Du reste l’état des esprits ne permettait pas de songer au renouvellement des sacrifices héroïques de 1672. L’impopularité personnelle du stathouder, la haine des Anglais, qui se retiraient par la Frise en Hanovre sans brûler une amorce pour la défense de leurs alliés, la hardiesse inspirée au parti patriote par le retour des Français, tout s’y opposait. Dans chaque ville, il y avait un comité révolutionnaire en pleine activité. La chute de Robespierre et du régime incarné dans sa personne avait réconcilié avec la république française ceux que le sanglant despotisme de la terreur avait refroidis dans leur premier enthousiasme. On voyait la coalition battue de tous les côtés. Enfin les généraux français ne cessaient de déclarer dans leurs proclamations qu’il ne s’agissait point d’une guerre de conquêtes, que la république en voulait non à la nation hollandaise, mais seulement au stathouder et aux aristocrates, et que leur seule ambition, en entrant sur le territoire batave, était d’aider une vieille république sœur à chasser ses tyrans et à se donner librement la constitution qui lui conviendrait le mieux. On croyait alors à la parole de la France. Le prince d’Orange vit clairement qu’il ne fallait pas s’obstiner dans une résistance impossible, et le 18 janvier 1795 il s’embarqua à Scheveningen, lui et sa famille, pour l’Angleterre.

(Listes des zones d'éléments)
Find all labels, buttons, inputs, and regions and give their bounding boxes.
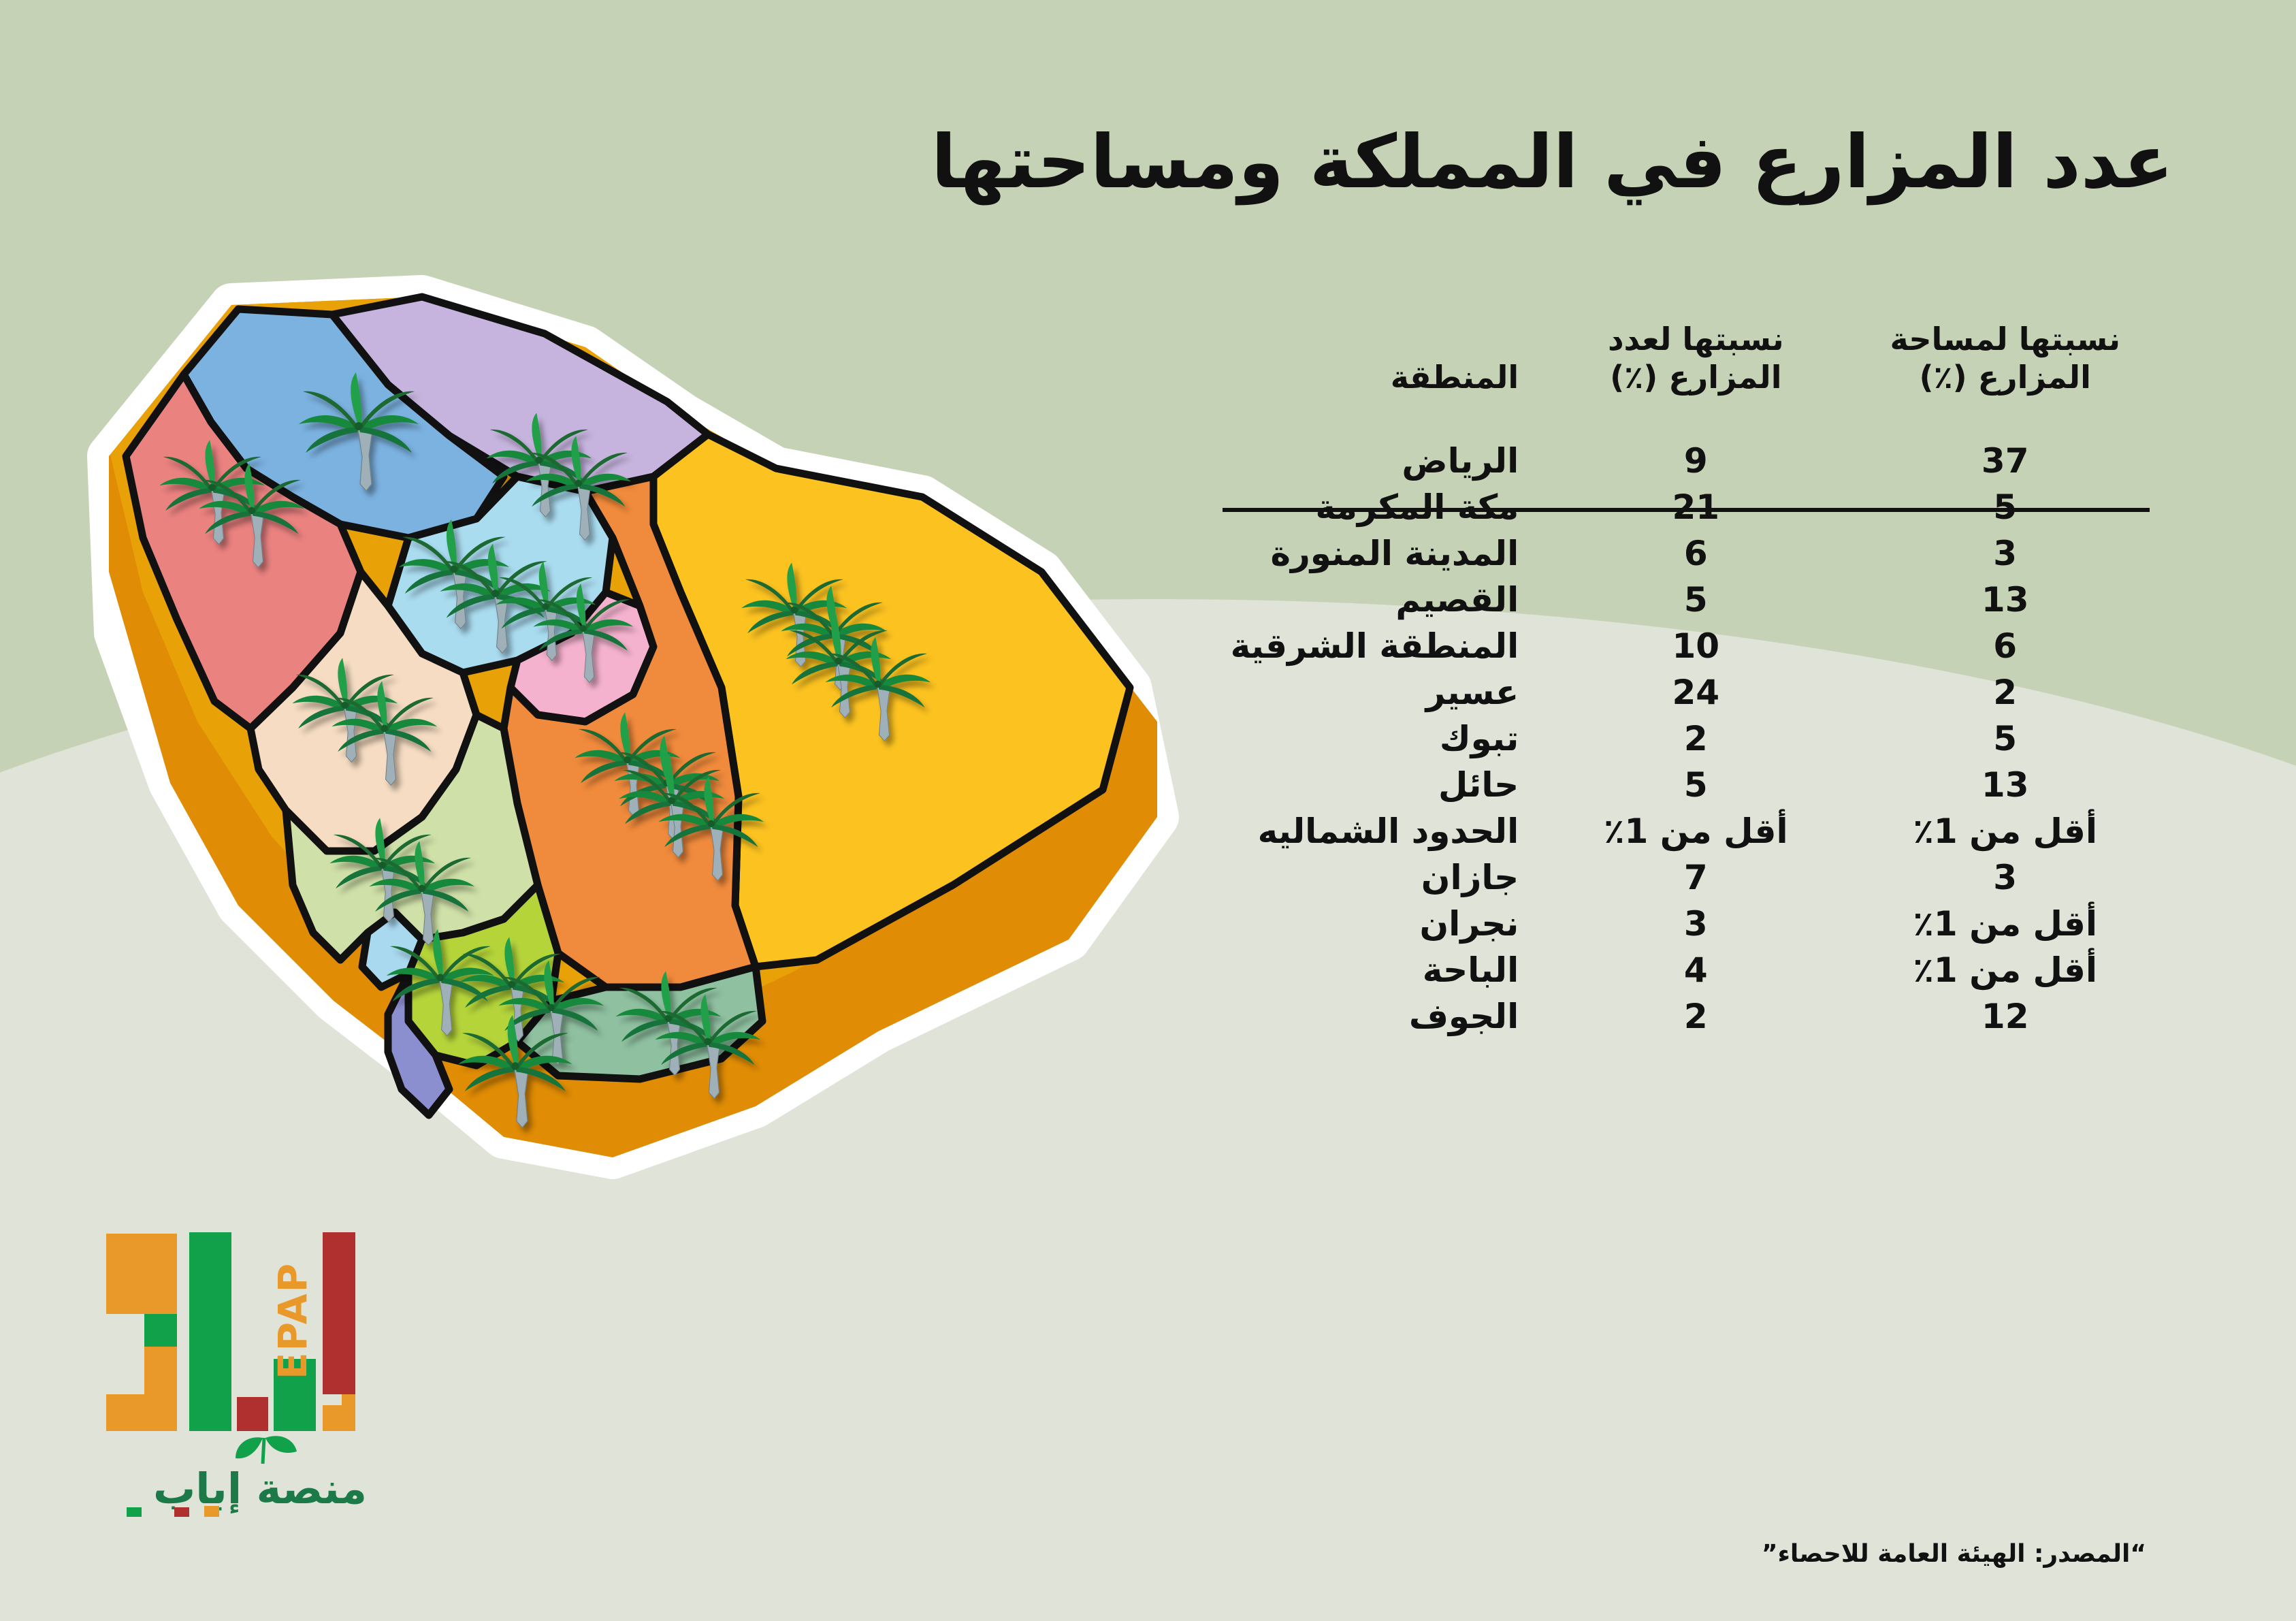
logo-bar-green xyxy=(189,1232,231,1431)
logo-arabic-text: منصة إباب xyxy=(153,1464,367,1513)
logo-bar-orange xyxy=(106,1234,177,1431)
table-row: 3 6 المدينة المنورة xyxy=(1198,530,2165,577)
table-header-row: نسبتها لمساحة المزارع (٪) نسبتها لعدد ال… xyxy=(1198,320,2165,408)
column-header-region: المنطقة xyxy=(1198,320,1546,408)
cell-region: المدينة المنورة xyxy=(1198,530,1546,577)
cell-count-pct: 2 xyxy=(1546,993,1845,1040)
column-header-area-pct: نسبتها لمساحة المزارع (٪) xyxy=(1845,320,2165,408)
farms-table: نسبتها لمساحة المزارع (٪) نسبتها لعدد ال… xyxy=(1198,320,2165,1040)
table-row: 37 9 الرياض xyxy=(1198,408,2165,484)
source-note: “المصدر: الهيئة العامة للاحصاء” xyxy=(1762,1540,2146,1568)
cell-area-pct: 6 xyxy=(1845,623,2165,669)
logo-bar-red-tall xyxy=(323,1232,355,1394)
cell-region: الرياض xyxy=(1198,408,1546,484)
cell-region: الباحة xyxy=(1198,947,1546,993)
table-row: أقل من 1٪ 3 نجران xyxy=(1198,901,2165,947)
cell-region: القصيم xyxy=(1198,577,1546,623)
cell-count-pct: 3 xyxy=(1546,901,1845,947)
table-body: 37 9 الرياض 5 21 مكة المكرمة 3 6 المدينة… xyxy=(1198,408,2165,1040)
logo-latin-text: EPAP xyxy=(270,1262,316,1379)
table-header-rule xyxy=(1223,508,2150,512)
table-row: 13 5 القصيم xyxy=(1198,577,2165,623)
cell-region: تبوك xyxy=(1198,716,1546,762)
table-row: 13 5 حائل xyxy=(1198,762,2165,808)
cell-area-pct: 3 xyxy=(1845,854,2165,901)
cell-area-pct: أقل من 1٪ xyxy=(1845,947,2165,993)
cell-area-pct: 13 xyxy=(1845,577,2165,623)
cell-region: عسير xyxy=(1198,669,1546,716)
cell-region: نجران xyxy=(1198,901,1546,947)
cell-count-pct: 7 xyxy=(1546,854,1845,901)
logo-bar-red xyxy=(237,1397,268,1431)
page-title: عدد المزارع في المملكة ومساحتها xyxy=(404,123,2173,204)
cell-region: الحدود الشماليه xyxy=(1198,808,1546,854)
epap-logo: EPAP منصة إباب xyxy=(102,1219,415,1518)
cell-area-pct: 3 xyxy=(1845,530,2165,577)
table-row: أقل من 1٪ 4 الباحة xyxy=(1198,947,2165,993)
cell-count-pct: 6 xyxy=(1546,530,1845,577)
table-row: 12 2 الجوف xyxy=(1198,993,2165,1040)
cell-area-pct: أقل من 1٪ xyxy=(1845,901,2165,947)
cell-count-pct: أقل من 1٪ xyxy=(1546,808,1845,854)
column-header-count-pct: نسبتها لعدد المزارع (٪) xyxy=(1546,320,1845,408)
cell-region: الجوف xyxy=(1198,993,1546,1040)
table-row: 3 7 جازان xyxy=(1198,854,2165,901)
table-row: أقل من 1٪ أقل من 1٪ الحدود الشماليه xyxy=(1198,808,2165,854)
infographic-canvas: عدد المزارع في المملكة ومساحتها xyxy=(0,0,2296,1621)
cell-area-pct: 5 xyxy=(1845,716,2165,762)
leaf-icon xyxy=(236,1436,297,1464)
cell-area-pct: 37 xyxy=(1845,408,2165,484)
cell-region: جازان xyxy=(1198,854,1546,901)
table-row: 6 10 المنطقة الشرقية xyxy=(1198,623,2165,669)
cell-area-pct: 2 xyxy=(1845,669,2165,716)
table-row: 2 24 عسير xyxy=(1198,669,2165,716)
cell-count-pct: 24 xyxy=(1546,669,1845,716)
cell-count-pct: 9 xyxy=(1546,408,1845,484)
cell-region: المنطقة الشرقية xyxy=(1198,623,1546,669)
table-row: 5 2 تبوك xyxy=(1198,716,2165,762)
cell-area-pct: 13 xyxy=(1845,762,2165,808)
cell-area-pct: أقل من 1٪ xyxy=(1845,808,2165,854)
cell-count-pct: 4 xyxy=(1546,947,1845,993)
cell-area-pct: 12 xyxy=(1845,993,2165,1040)
cell-count-pct: 5 xyxy=(1546,577,1845,623)
cell-region: حائل xyxy=(1198,762,1546,808)
cell-count-pct: 5 xyxy=(1546,762,1845,808)
cell-count-pct: 10 xyxy=(1546,623,1845,669)
cell-count-pct: 2 xyxy=(1546,716,1845,762)
saudi-arabia-map xyxy=(68,252,1266,1225)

> **Consigne**:
Dans l'extrait sur le départ du prince d'Orange, relevez les facteurs énumérés juste avant les mots « tout s'y opposait ».

> **Corrigé complet**:
- L'impopularité personnelle du stathouder
- La haine des Anglais, qui se retiraient par la Frise en Hanovre sans brûler une amorce pour la défense de leurs alliés
- La hardiesse inspirée au parti patriote par le retour des Français